-- begin --
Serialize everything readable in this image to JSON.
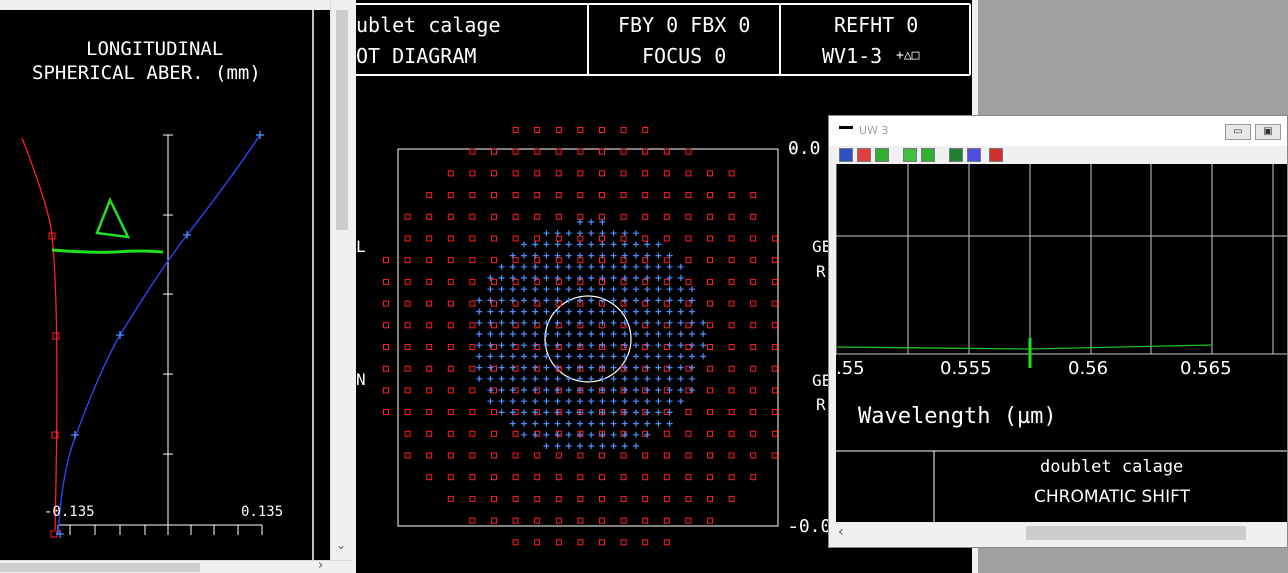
{
  "left_window": {
    "title_line1": "LONGITUDINAL",
    "title_line2": "SPHERICAL ABER. (mm)",
    "x_min_label": "-0.135",
    "x_max_label": "0.135",
    "annotation": "Δ",
    "scroll_right_arrow": "›",
    "scroll_down_arrow": "⌄"
  },
  "mid_window": {
    "header_left_line1": "ublet calage",
    "header_left_line2": "OT DIAGRAM",
    "header_mid_line1": "FBY 0 FBX 0",
    "header_mid_line2": "FOCUS 0",
    "header_right_line1": "REFHT 0",
    "header_right_line2": "WV1-3",
    "header_right_symbols": "+△□",
    "scale_top": "0.0",
    "scale_bottom": "-0.0",
    "side_label_1": "GE",
    "side_label_2": "R",
    "side_label_3": "GE",
    "side_label_4": "R",
    "left_cut_1": "L",
    "left_cut_2": "N"
  },
  "uw_window": {
    "title": "UW 3",
    "minimize": "▭",
    "maximize": "▣",
    "tick_labels": [
      ".55",
      "0.555",
      "0.56",
      "0.565"
    ],
    "xlabel": "Wavelength (µm)",
    "footer_title": "doublet calage",
    "footer_subtitle": "CHROMATIC SHIFT",
    "scroll_left_arrow": "‹",
    "toolbar_icons": [
      "layers-icon",
      "cross-icon",
      "plus-icon",
      "grid-icon",
      "plus-icon",
      "dash-icon",
      "paint-icon",
      "grid-icon"
    ]
  },
  "colors": {
    "plot_bg": "#000000",
    "red": "#ff2020",
    "blue": "#4a90ff",
    "green": "#20e020",
    "white": "#ffffff"
  }
}
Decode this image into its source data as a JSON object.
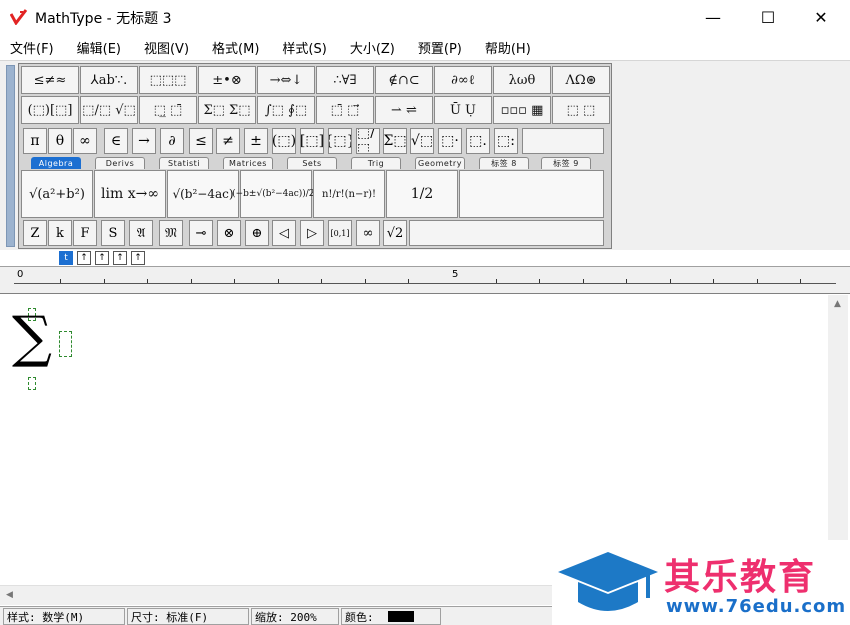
{
  "window": {
    "title": "MathType - 无标题 3",
    "minimize_glyph": "—",
    "maximize_glyph": "☐",
    "close_glyph": "✕"
  },
  "menu": [
    "文件(F)",
    "编辑(E)",
    "视图(V)",
    "格式(M)",
    "样式(S)",
    "大小(Z)",
    "预置(P)",
    "帮助(H)"
  ],
  "palette_row1": [
    "≤≠≈",
    "⅄ab∵.",
    "⬚⬚⬚",
    "±•⊗",
    "→⇔↓",
    "∴∀∃",
    "∉∩⊂",
    "∂∞ℓ",
    "λωθ",
    "ΛΩ⊛"
  ],
  "palette_row2": [
    "(⬚)[⬚]",
    "⬚/⬚ √⬚",
    "⬚̲ ⬚̄",
    "Σ⬚ Σ⬚",
    "∫⬚ ∮⬚",
    "⬚̄ ⬚⃗",
    "⇀ ⇌",
    "Ū Ụ",
    "▫▫▫ ▦",
    "⬚ ⬚"
  ],
  "symbols_row": [
    "π",
    "θ",
    "∞",
    "∈",
    "→",
    "∂",
    "≤",
    "≠",
    "±",
    "(⬚)",
    "[⬚]",
    "{⬚}",
    "⬚/⬚",
    "Σ⬚",
    "√⬚",
    "⬚·",
    "⬚.",
    "⬚:"
  ],
  "tabs": [
    "Algebra",
    "Derivs",
    "Statisti",
    "Matrices",
    "Sets",
    "Trig",
    "Geometry",
    "标签 8",
    "标签 9"
  ],
  "templates": [
    "√(a²+b²)",
    "lim x→∞",
    "√(b²−4ac)",
    "(−b±√(b²−4ac))/2a",
    "n!/r!(n−r)!",
    "1/2"
  ],
  "symbols_row2": [
    "Z",
    "k",
    "F",
    "S",
    "𝔄",
    "𝔐",
    "⊸",
    "⊗",
    "⊕",
    "◁",
    "▷",
    "[0,1]",
    "∞",
    "√2"
  ],
  "small_toolbar": [
    "t",
    "↑",
    "↑",
    "↑",
    "↑"
  ],
  "ruler": {
    "mark0": "0",
    "mark5": "5"
  },
  "editor": {
    "sigma": "∑"
  },
  "status": {
    "style": "样式: 数学(M)",
    "size": "尺寸: 标准(F)",
    "zoom": "缩放: 200%",
    "color": "颜色:"
  },
  "watermark": {
    "name": "其乐教育",
    "url": "www.76edu.com"
  }
}
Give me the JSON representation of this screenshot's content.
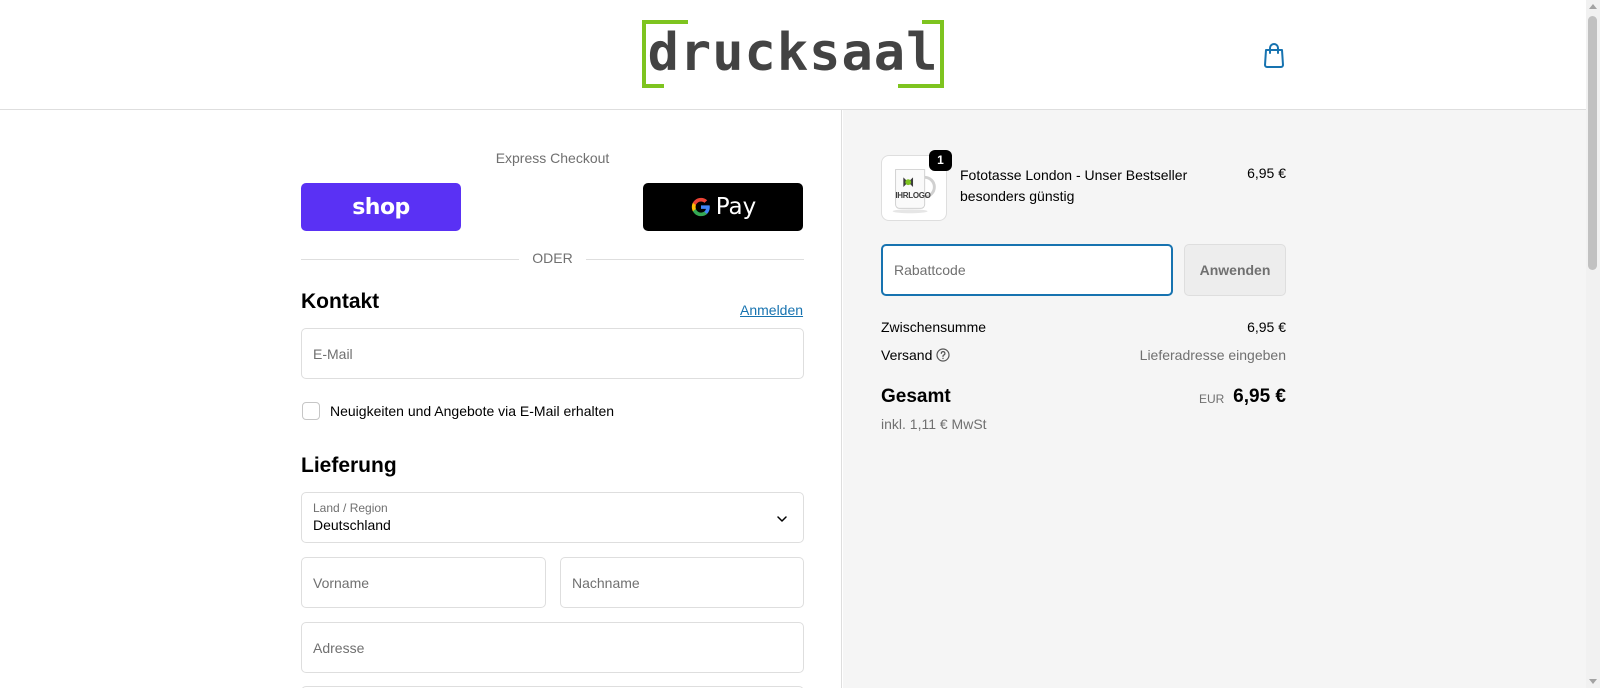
{
  "header": {
    "logo_text": "drucksaal",
    "brand_color": "#7ec41f",
    "cart_icon": "shopping-bag-icon"
  },
  "express": {
    "title": "Express Checkout",
    "shop_label": "shop",
    "gpay_label": "Pay",
    "divider": "ODER"
  },
  "contact": {
    "title": "Kontakt",
    "login_link": "Anmelden",
    "email_placeholder": "E-Mail",
    "newsletter_label": "Neuigkeiten und Angebote via E-Mail erhalten",
    "newsletter_checked": false
  },
  "delivery": {
    "title": "Lieferung",
    "country_label": "Land / Region",
    "country_value": "Deutschland",
    "first_name_placeholder": "Vorname",
    "last_name_placeholder": "Nachname",
    "address_placeholder": "Adresse"
  },
  "summary": {
    "product": {
      "name": "Fototasse London - Unser Bestseller besonders günstig",
      "price": "6,95 €",
      "quantity": "1",
      "thumb_text": "IHRLOGO"
    },
    "discount_placeholder": "Rabattcode",
    "apply_label": "Anwenden",
    "subtotal_label": "Zwischensumme",
    "subtotal_value": "6,95 €",
    "shipping_label": "Versand",
    "shipping_value": "Lieferadresse eingeben",
    "total_label": "Gesamt",
    "total_currency": "EUR",
    "total_value": "6,95 €",
    "tax_note": "inkl. 1,11 € MwSt"
  },
  "colors": {
    "shop_pay": "#5a31f4",
    "link": "#1773b0",
    "focus_border": "#1773b0"
  }
}
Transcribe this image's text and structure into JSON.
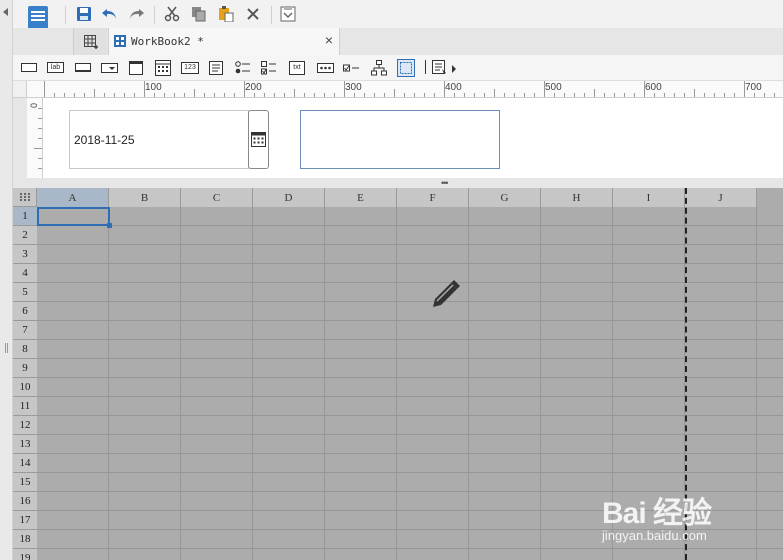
{
  "tab": {
    "title": "WorkBook2 *",
    "close_symbol": "×"
  },
  "ruler": {
    "marks": [
      "100",
      "200",
      "300",
      "400",
      "500",
      "600",
      "700"
    ],
    "left_mark": "0"
  },
  "form": {
    "date_value": "2018-11-25"
  },
  "grid": {
    "columns": [
      "A",
      "B",
      "C",
      "D",
      "E",
      "F",
      "G",
      "H",
      "I",
      "J"
    ],
    "rows": [
      "1",
      "2",
      "3",
      "4",
      "5",
      "6",
      "7",
      "8",
      "9",
      "10",
      "11",
      "12",
      "13",
      "14",
      "15",
      "16",
      "17",
      "18",
      "19"
    ],
    "selected_cell": "A1"
  },
  "watermark": {
    "main": "Bai 经验",
    "sub": "jingyan.baidu.com"
  },
  "colors": {
    "accent": "#2f6db5",
    "grid_bg": "#acacac",
    "header_bg": "#c6c6c6"
  },
  "icons": {
    "toolbar": [
      "save-icon",
      "undo-icon",
      "redo-icon",
      "cut-icon",
      "copy-icon",
      "paste-icon",
      "delete-icon",
      "preview-icon"
    ],
    "widgets": [
      "label-widget-icon",
      "lab-icon",
      "textfield-icon",
      "combobox-icon",
      "date-widget-icon",
      "calendar-widget-icon",
      "number-widget-icon",
      "textarea-icon",
      "radio-group-icon",
      "checkbox-group-icon",
      "txt-icon",
      "password-icon",
      "checkbox-icon",
      "tree-icon",
      "frame-icon",
      "more-widgets-icon"
    ]
  }
}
-- end --
§ Description of the task
Copy out each line word for word, please, skipping the images.

§ Result for this exercise
Serialize everything readable in this image to JSON.
{
  "left_window": {
    "title_line1": "LONGITUDINAL",
    "title_line2": "SPHERICAL ABER. (mm)",
    "x_min_label": "-0.135",
    "x_max_label": "0.135",
    "annotation": "Δ",
    "scroll_right_arrow": "›",
    "scroll_down_arrow": "⌄"
  },
  "mid_window": {
    "header_left_line1": "ublet calage",
    "header_left_line2": "OT DIAGRAM",
    "header_mid_line1": "FBY 0 FBX 0",
    "header_mid_line2": "FOCUS 0",
    "header_right_line1": "REFHT 0",
    "header_right_line2": "WV1-3",
    "header_right_symbols": "+△□",
    "scale_top": "0.0",
    "scale_bottom": "-0.0",
    "side_label_1": "GE",
    "side_label_2": "R",
    "side_label_3": "GE",
    "side_label_4": "R",
    "left_cut_1": "L",
    "left_cut_2": "N"
  },
  "uw_window": {
    "title": "UW 3",
    "minimize": "▭",
    "maximize": "▣",
    "tick_labels": [
      ".55",
      "0.555",
      "0.56",
      "0.565"
    ],
    "xlabel": "Wavelength (µm)",
    "footer_title": "doublet calage",
    "footer_subtitle": "CHROMATIC SHIFT",
    "scroll_left_arrow": "‹",
    "toolbar_icons": [
      "layers-icon",
      "cross-icon",
      "plus-icon",
      "grid-icon",
      "plus-icon",
      "dash-icon",
      "paint-icon",
      "grid-icon"
    ]
  },
  "colors": {
    "plot_bg": "#000000",
    "red": "#ff2020",
    "blue": "#4a90ff",
    "green": "#20e020",
    "white": "#ffffff"
  }
}
Decode this image into its source data as a JSON object.
{
  "window": {
    "title": "MathType - 无标题 3",
    "minimize_glyph": "—",
    "maximize_glyph": "☐",
    "close_glyph": "✕"
  },
  "menu": [
    "文件(F)",
    "编辑(E)",
    "视图(V)",
    "格式(M)",
    "样式(S)",
    "大小(Z)",
    "预置(P)",
    "帮助(H)"
  ],
  "palette_row1": [
    "≤≠≈",
    "⅄ab∵.",
    "⬚⬚⬚",
    "±•⊗",
    "→⇔↓",
    "∴∀∃",
    "∉∩⊂",
    "∂∞ℓ",
    "λωθ",
    "ΛΩ⊛"
  ],
  "palette_row2": [
    "(⬚)[⬚]",
    "⬚/⬚ √⬚",
    "⬚̲ ⬚̄",
    "Σ⬚ Σ⬚",
    "∫⬚ ∮⬚",
    "⬚̄ ⬚⃗",
    "⇀ ⇌",
    "Ū Ụ",
    "▫▫▫ ▦",
    "⬚ ⬚"
  ],
  "symbols_row": [
    "π",
    "θ",
    "∞",
    "∈",
    "→",
    "∂",
    "≤",
    "≠",
    "±",
    "(⬚)",
    "[⬚]",
    "{⬚}",
    "⬚/⬚",
    "Σ⬚",
    "√⬚",
    "⬚·",
    "⬚.",
    "⬚:"
  ],
  "tabs": [
    "Algebra",
    "Derivs",
    "Statisti",
    "Matrices",
    "Sets",
    "Trig",
    "Geometry",
    "标签 8",
    "标签 9"
  ],
  "templates": [
    "√(a²+b²)",
    "lim x→∞",
    "√(b²−4ac)",
    "(−b±√(b²−4ac))/2a",
    "n!/r!(n−r)!",
    "1/2"
  ],
  "symbols_row2": [
    "Z",
    "k",
    "F",
    "S",
    "𝔄",
    "𝔐",
    "⊸",
    "⊗",
    "⊕",
    "◁",
    "▷",
    "[0,1]",
    "∞",
    "√2"
  ],
  "small_toolbar": [
    "t",
    "↑",
    "↑",
    "↑",
    "↑"
  ],
  "ruler": {
    "mark0": "0",
    "mark5": "5"
  },
  "editor": {
    "sigma": "∑"
  },
  "status": {
    "style": "样式: 数学(M)",
    "size": "尺寸: 标准(F)",
    "zoom": "缩放: 200%",
    "color": "颜色:"
  },
  "watermark": {
    "name": "其乐教育",
    "url": "www.76edu.com"
  }
}
Give me the JSON representation of this screenshot's content.
{
  "header": {
    "logo_text": "drucksaal",
    "brand_color": "#7ec41f",
    "cart_icon": "shopping-bag-icon"
  },
  "express": {
    "title": "Express Checkout",
    "shop_label": "shop",
    "gpay_label": "Pay",
    "divider": "ODER"
  },
  "contact": {
    "title": "Kontakt",
    "login_link": "Anmelden",
    "email_placeholder": "E-Mail",
    "newsletter_label": "Neuigkeiten und Angebote via E-Mail erhalten",
    "newsletter_checked": false
  },
  "delivery": {
    "title": "Lieferung",
    "country_label": "Land / Region",
    "country_value": "Deutschland",
    "first_name_placeholder": "Vorname",
    "last_name_placeholder": "Nachname",
    "address_placeholder": "Adresse"
  },
  "summary": {
    "product": {
      "name": "Fototasse London - Unser Bestseller besonders günstig",
      "price": "6,95 €",
      "quantity": "1",
      "thumb_text": "IHRLOGO"
    },
    "discount_placeholder": "Rabattcode",
    "apply_label": "Anwenden",
    "subtotal_label": "Zwischensumme",
    "subtotal_value": "6,95 €",
    "shipping_label": "Versand",
    "shipping_value": "Lieferadresse eingeben",
    "total_label": "Gesamt",
    "total_currency": "EUR",
    "total_value": "6,95 €",
    "tax_note": "inkl. 1,11 € MwSt"
  },
  "colors": {
    "shop_pay": "#5a31f4",
    "link": "#1773b0",
    "focus_border": "#1773b0"
  }
}
Transcribe this image's text and structure into JSON.
{
  "tab": {
    "title": "WorkBook2 *",
    "close_symbol": "×"
  },
  "ruler": {
    "marks": [
      "100",
      "200",
      "300",
      "400",
      "500",
      "600",
      "700"
    ],
    "left_mark": "0"
  },
  "form": {
    "date_value": "2018-11-25"
  },
  "grid": {
    "columns": [
      "A",
      "B",
      "C",
      "D",
      "E",
      "F",
      "G",
      "H",
      "I",
      "J"
    ],
    "rows": [
      "1",
      "2",
      "3",
      "4",
      "5",
      "6",
      "7",
      "8",
      "9",
      "10",
      "11",
      "12",
      "13",
      "14",
      "15",
      "16",
      "17",
      "18",
      "19"
    ],
    "selected_cell": "A1"
  },
  "watermark": {
    "main": "Bai 经验",
    "sub": "jingyan.baidu.com"
  },
  "colors": {
    "accent": "#2f6db5",
    "grid_bg": "#acacac",
    "header_bg": "#c6c6c6"
  },
  "icons": {
    "toolbar": [
      "save-icon",
      "undo-icon",
      "redo-icon",
      "cut-icon",
      "copy-icon",
      "paste-icon",
      "delete-icon",
      "preview-icon"
    ],
    "widgets": [
      "label-widget-icon",
      "lab-icon",
      "textfield-icon",
      "combobox-icon",
      "date-widget-icon",
      "calendar-widget-icon",
      "number-widget-icon",
      "textarea-icon",
      "radio-group-icon",
      "checkbox-group-icon",
      "txt-icon",
      "password-icon",
      "checkbox-icon",
      "tree-icon",
      "frame-icon",
      "more-widgets-icon"
    ]
  }
}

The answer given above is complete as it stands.